--- RECORDS SHOWN ---

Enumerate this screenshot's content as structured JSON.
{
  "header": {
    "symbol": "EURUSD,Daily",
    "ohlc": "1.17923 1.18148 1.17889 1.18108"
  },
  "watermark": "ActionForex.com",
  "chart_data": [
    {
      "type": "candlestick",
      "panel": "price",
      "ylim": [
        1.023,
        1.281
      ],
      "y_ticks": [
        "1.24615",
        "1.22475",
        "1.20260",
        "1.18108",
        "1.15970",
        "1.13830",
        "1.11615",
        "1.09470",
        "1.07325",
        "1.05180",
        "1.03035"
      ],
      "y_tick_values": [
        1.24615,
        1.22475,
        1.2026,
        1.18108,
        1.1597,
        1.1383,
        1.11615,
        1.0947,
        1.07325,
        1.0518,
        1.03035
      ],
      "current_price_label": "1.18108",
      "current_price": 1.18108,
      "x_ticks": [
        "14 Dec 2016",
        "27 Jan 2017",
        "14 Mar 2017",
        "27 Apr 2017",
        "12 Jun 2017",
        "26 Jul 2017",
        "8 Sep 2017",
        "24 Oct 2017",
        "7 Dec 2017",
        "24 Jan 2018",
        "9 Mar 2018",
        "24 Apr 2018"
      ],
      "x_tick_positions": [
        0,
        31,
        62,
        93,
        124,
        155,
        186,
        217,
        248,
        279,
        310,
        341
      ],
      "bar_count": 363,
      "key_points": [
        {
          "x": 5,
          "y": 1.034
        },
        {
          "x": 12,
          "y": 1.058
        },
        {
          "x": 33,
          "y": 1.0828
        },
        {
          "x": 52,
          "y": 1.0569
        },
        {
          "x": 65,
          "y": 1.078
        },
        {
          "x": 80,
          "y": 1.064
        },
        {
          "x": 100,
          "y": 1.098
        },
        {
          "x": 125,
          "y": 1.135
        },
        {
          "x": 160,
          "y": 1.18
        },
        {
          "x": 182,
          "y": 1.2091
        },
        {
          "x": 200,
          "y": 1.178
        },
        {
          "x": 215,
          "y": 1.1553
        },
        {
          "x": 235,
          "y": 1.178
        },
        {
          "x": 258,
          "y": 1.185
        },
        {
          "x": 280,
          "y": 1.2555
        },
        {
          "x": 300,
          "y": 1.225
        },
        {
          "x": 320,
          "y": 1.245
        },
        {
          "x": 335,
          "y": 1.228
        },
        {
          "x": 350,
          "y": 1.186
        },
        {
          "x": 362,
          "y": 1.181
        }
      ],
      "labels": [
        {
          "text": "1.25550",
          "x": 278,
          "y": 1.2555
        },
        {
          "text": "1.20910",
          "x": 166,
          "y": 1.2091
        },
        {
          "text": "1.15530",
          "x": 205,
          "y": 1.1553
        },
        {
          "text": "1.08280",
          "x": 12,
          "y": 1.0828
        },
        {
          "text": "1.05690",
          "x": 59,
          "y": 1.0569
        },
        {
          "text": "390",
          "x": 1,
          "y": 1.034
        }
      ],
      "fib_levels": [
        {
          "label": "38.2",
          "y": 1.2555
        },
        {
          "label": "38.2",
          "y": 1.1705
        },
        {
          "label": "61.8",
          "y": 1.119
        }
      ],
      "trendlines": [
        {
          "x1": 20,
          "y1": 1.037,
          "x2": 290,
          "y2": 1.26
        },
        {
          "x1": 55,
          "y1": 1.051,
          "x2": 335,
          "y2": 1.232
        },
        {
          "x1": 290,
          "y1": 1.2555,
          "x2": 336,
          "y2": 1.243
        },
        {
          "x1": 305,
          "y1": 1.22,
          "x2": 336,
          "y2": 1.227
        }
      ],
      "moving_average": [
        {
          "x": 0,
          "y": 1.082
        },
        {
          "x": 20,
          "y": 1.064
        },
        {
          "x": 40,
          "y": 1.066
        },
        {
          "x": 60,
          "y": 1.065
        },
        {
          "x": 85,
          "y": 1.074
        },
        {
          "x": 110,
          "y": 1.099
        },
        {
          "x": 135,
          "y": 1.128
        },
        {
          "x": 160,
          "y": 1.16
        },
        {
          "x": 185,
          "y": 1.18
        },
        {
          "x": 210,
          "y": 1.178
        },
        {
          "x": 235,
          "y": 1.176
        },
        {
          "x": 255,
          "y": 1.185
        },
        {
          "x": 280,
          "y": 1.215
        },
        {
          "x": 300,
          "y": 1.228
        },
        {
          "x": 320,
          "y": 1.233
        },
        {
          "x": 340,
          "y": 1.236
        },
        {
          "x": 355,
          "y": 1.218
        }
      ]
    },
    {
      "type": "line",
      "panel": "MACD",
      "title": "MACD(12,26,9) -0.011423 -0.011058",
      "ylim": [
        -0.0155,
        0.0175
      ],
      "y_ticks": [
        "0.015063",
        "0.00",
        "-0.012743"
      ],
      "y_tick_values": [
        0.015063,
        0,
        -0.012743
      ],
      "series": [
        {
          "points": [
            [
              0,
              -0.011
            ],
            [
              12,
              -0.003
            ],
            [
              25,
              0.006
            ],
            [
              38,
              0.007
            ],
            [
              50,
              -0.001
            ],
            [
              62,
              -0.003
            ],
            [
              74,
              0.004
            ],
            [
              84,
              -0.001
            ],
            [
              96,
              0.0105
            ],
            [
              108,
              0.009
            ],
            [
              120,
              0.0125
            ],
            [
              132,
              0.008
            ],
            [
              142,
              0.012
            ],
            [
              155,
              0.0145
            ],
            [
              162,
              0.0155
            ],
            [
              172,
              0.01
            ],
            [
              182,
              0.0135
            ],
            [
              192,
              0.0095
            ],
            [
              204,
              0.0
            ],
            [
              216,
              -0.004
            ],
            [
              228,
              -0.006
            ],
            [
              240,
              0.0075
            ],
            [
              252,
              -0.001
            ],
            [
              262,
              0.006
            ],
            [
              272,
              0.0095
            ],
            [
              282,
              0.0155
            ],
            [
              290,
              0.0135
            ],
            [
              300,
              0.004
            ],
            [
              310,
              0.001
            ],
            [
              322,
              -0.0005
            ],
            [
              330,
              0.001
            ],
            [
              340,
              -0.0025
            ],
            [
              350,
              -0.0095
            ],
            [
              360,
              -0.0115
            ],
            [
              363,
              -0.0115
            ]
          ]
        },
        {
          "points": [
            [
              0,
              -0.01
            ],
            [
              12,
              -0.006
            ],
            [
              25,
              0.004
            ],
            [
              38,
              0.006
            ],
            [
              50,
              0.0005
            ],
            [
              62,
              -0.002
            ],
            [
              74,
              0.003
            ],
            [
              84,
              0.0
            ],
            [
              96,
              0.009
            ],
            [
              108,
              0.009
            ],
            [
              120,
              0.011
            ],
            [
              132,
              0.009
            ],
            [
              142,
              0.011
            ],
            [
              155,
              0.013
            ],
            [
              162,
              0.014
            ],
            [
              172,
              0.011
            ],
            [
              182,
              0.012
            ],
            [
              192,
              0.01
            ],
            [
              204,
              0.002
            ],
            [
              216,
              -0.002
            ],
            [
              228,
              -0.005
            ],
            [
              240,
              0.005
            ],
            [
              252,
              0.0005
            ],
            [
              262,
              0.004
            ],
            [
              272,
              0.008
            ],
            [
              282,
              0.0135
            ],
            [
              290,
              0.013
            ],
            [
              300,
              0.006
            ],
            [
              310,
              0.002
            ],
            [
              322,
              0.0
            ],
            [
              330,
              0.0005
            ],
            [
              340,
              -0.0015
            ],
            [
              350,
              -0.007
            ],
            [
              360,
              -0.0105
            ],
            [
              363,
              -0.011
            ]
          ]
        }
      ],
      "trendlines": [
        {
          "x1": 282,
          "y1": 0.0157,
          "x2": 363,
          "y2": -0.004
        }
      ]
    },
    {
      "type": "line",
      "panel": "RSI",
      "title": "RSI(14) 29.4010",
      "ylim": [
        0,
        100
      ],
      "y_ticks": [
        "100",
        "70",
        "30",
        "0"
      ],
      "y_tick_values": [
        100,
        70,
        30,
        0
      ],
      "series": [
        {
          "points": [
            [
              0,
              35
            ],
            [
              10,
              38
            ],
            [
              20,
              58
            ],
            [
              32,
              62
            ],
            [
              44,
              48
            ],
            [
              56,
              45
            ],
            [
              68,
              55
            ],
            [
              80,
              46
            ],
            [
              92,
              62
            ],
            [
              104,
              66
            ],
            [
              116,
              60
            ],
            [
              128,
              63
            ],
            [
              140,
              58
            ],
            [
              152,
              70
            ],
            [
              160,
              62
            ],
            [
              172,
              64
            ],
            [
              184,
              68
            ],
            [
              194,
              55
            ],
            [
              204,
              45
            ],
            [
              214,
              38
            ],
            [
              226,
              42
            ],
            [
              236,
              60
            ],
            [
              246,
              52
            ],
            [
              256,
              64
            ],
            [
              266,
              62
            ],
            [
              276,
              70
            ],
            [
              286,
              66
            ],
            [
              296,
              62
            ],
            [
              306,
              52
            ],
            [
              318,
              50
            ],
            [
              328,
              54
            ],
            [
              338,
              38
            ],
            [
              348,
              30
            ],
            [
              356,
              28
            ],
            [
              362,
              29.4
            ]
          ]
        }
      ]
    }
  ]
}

---

**AIM OF THE EXERCISE**.
Which lines contain the word "title"? Copy each one.

**FINAL RESULT**.
      "title": "MACD(12,26,9) -0.011423 -0.011058",
      "title": "RSI(14) 29.4010",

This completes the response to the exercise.